***** TASK DATA

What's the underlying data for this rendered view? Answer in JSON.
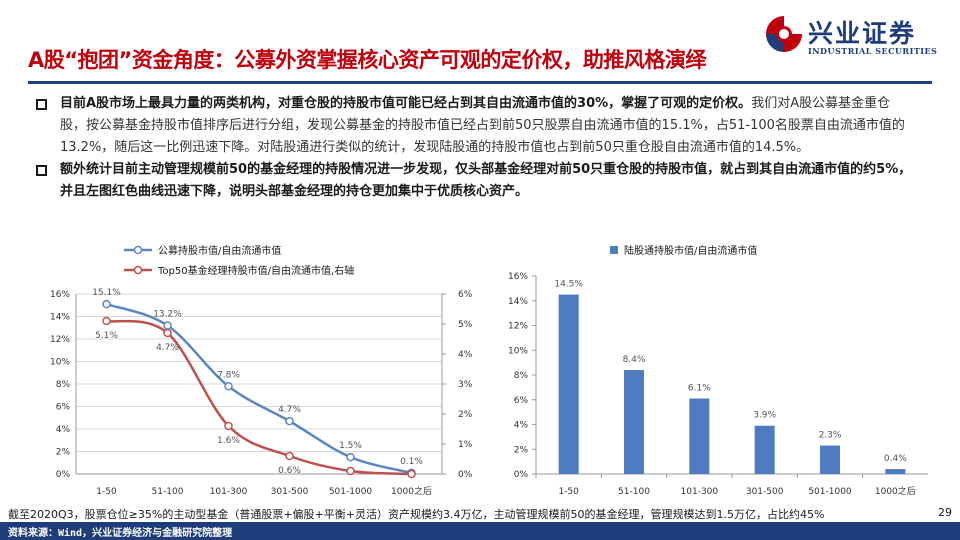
{
  "header": {
    "title": "A股“抱团”资金角度：公募外资掌握核心资产可观的定价权，助推风格演绎",
    "logo_cn": "兴业证券",
    "logo_en": "INDUSTRIAL SECURITIES",
    "logo_icon": "industrial-securities-logo",
    "accent_color": "#c0000b",
    "brand_color": "#1f3d7a"
  },
  "bullets": [
    {
      "strong": "目前A股市场上最具力量的两类机构，对重仓股的持股市值可能已经占到其自由流通市值的30%，掌握了可观的定价权。",
      "normal": "我们对A股公募基金重仓股，按公募基金持股市值排序后进行分组，发现公募基金的持股市值已经占到前50只股票自由流通市值的15.1%，占51-100名股票自由流通市值的13.2%，随后这一比例迅速下降。对陆股通进行类似的统计，发现陆股通的持股市值也占到前50只重仓股自由流通市值的14.5%。"
    },
    {
      "strong": "额外统计目前主动管理规模前50的基金经理的持股情况进一步发现，仅头部基金经理对前50只重仓股的持股市值，就占到其自由流通市值的约5%，并且左图红色曲线迅速下降，说明头部基金经理的持仓更加集中于优质核心资产。",
      "normal": ""
    }
  ],
  "chart_data": [
    {
      "type": "line",
      "categories": [
        "1-50",
        "51-100",
        "101-300",
        "301-500",
        "501-1000",
        "1000之后"
      ],
      "series": [
        {
          "name": "公募持股市值/自由流通市值",
          "axis": "left",
          "color": "#5b86c5",
          "values": [
            15.1,
            13.2,
            7.8,
            4.7,
            1.5,
            0.1
          ],
          "labels": [
            "15.1%",
            "13.2%",
            "7.8%",
            "4.7%",
            "1.5%",
            "0.1%"
          ]
        },
        {
          "name": "Top50基金经理持股市值/自由流通市值,右轴",
          "axis": "right",
          "color": "#c0504d",
          "values": [
            5.1,
            4.7,
            1.6,
            0.6,
            0.1,
            0.0
          ],
          "labels": [
            "5.1%",
            "4.7%",
            "1.6%",
            "0.6%",
            "",
            ""
          ]
        }
      ],
      "y_left": {
        "min": 0,
        "max": 16,
        "ticks": [
          "0%",
          "2%",
          "4%",
          "6%",
          "8%",
          "10%",
          "12%",
          "14%",
          "16%"
        ]
      },
      "y_right": {
        "min": 0,
        "max": 6,
        "ticks": [
          "0%",
          "1%",
          "2%",
          "3%",
          "4%",
          "5%",
          "6%"
        ]
      },
      "grid": true,
      "legend": "top-left"
    },
    {
      "type": "bar",
      "categories": [
        "1-50",
        "51-100",
        "101-300",
        "301-500",
        "501-1000",
        "1000之后"
      ],
      "series": [
        {
          "name": "陆股通持股市值/自由流通市值",
          "color": "#4f7cc0",
          "values": [
            14.5,
            8.4,
            6.1,
            3.9,
            2.3,
            0.4
          ],
          "labels": [
            "14.5%",
            "8.4%",
            "6.1%",
            "3.9%",
            "2.3%",
            "0.4%"
          ]
        }
      ],
      "y": {
        "min": 0,
        "max": 16,
        "ticks": [
          "0%",
          "2%",
          "4%",
          "6%",
          "8%",
          "10%",
          "12%",
          "14%",
          "16%"
        ]
      },
      "grid": false,
      "legend": "top"
    }
  ],
  "footer": {
    "note": "截至2020Q3，股票仓位≥35%的主动型基金（普通股票+偏股+平衡+灵活）资产规模约3.4万亿，主动管理规模前50的基金经理，管理规模达到1.5万亿，占比约45%",
    "page": "29",
    "source": "资料来源：Wind，兴业证券经济与金融研究院整理"
  }
}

**********

_THE TASK_
Exclude the pictures and transcribe all of the entries exactly.

_SOLUTION TO THIS PROBLEM_
What's the underlying data for this rendered view? Answer in JSON.
{
  "header": {
    "title": "A股“抱团”资金角度：公募外资掌握核心资产可观的定价权，助推风格演绎",
    "logo_cn": "兴业证券",
    "logo_en": "INDUSTRIAL SECURITIES",
    "logo_icon": "industrial-securities-logo",
    "accent_color": "#c0000b",
    "brand_color": "#1f3d7a"
  },
  "bullets": [
    {
      "strong": "目前A股市场上最具力量的两类机构，对重仓股的持股市值可能已经占到其自由流通市值的30%，掌握了可观的定价权。",
      "normal": "我们对A股公募基金重仓股，按公募基金持股市值排序后进行分组，发现公募基金的持股市值已经占到前50只股票自由流通市值的15.1%，占51-100名股票自由流通市值的13.2%，随后这一比例迅速下降。对陆股通进行类似的统计，发现陆股通的持股市值也占到前50只重仓股自由流通市值的14.5%。"
    },
    {
      "strong": "额外统计目前主动管理规模前50的基金经理的持股情况进一步发现，仅头部基金经理对前50只重仓股的持股市值，就占到其自由流通市值的约5%，并且左图红色曲线迅速下降，说明头部基金经理的持仓更加集中于优质核心资产。",
      "normal": ""
    }
  ],
  "chart_data": [
    {
      "type": "line",
      "categories": [
        "1-50",
        "51-100",
        "101-300",
        "301-500",
        "501-1000",
        "1000之后"
      ],
      "series": [
        {
          "name": "公募持股市值/自由流通市值",
          "axis": "left",
          "color": "#5b86c5",
          "values": [
            15.1,
            13.2,
            7.8,
            4.7,
            1.5,
            0.1
          ],
          "labels": [
            "15.1%",
            "13.2%",
            "7.8%",
            "4.7%",
            "1.5%",
            "0.1%"
          ]
        },
        {
          "name": "Top50基金经理持股市值/自由流通市值,右轴",
          "axis": "right",
          "color": "#c0504d",
          "values": [
            5.1,
            4.7,
            1.6,
            0.6,
            0.1,
            0.0
          ],
          "labels": [
            "5.1%",
            "4.7%",
            "1.6%",
            "0.6%",
            "",
            ""
          ]
        }
      ],
      "y_left": {
        "min": 0,
        "max": 16,
        "ticks": [
          "0%",
          "2%",
          "4%",
          "6%",
          "8%",
          "10%",
          "12%",
          "14%",
          "16%"
        ]
      },
      "y_right": {
        "min": 0,
        "max": 6,
        "ticks": [
          "0%",
          "1%",
          "2%",
          "3%",
          "4%",
          "5%",
          "6%"
        ]
      },
      "grid": true,
      "legend": "top-left"
    },
    {
      "type": "bar",
      "categories": [
        "1-50",
        "51-100",
        "101-300",
        "301-500",
        "501-1000",
        "1000之后"
      ],
      "series": [
        {
          "name": "陆股通持股市值/自由流通市值",
          "color": "#4f7cc0",
          "values": [
            14.5,
            8.4,
            6.1,
            3.9,
            2.3,
            0.4
          ],
          "labels": [
            "14.5%",
            "8.4%",
            "6.1%",
            "3.9%",
            "2.3%",
            "0.4%"
          ]
        }
      ],
      "y": {
        "min": 0,
        "max": 16,
        "ticks": [
          "0%",
          "2%",
          "4%",
          "6%",
          "8%",
          "10%",
          "12%",
          "14%",
          "16%"
        ]
      },
      "grid": false,
      "legend": "top"
    }
  ],
  "footer": {
    "note": "截至2020Q3，股票仓位≥35%的主动型基金（普通股票+偏股+平衡+灵活）资产规模约3.4万亿，主动管理规模前50的基金经理，管理规模达到1.5万亿，占比约45%",
    "page": "29",
    "source": "资料来源：Wind，兴业证券经济与金融研究院整理"
  }
}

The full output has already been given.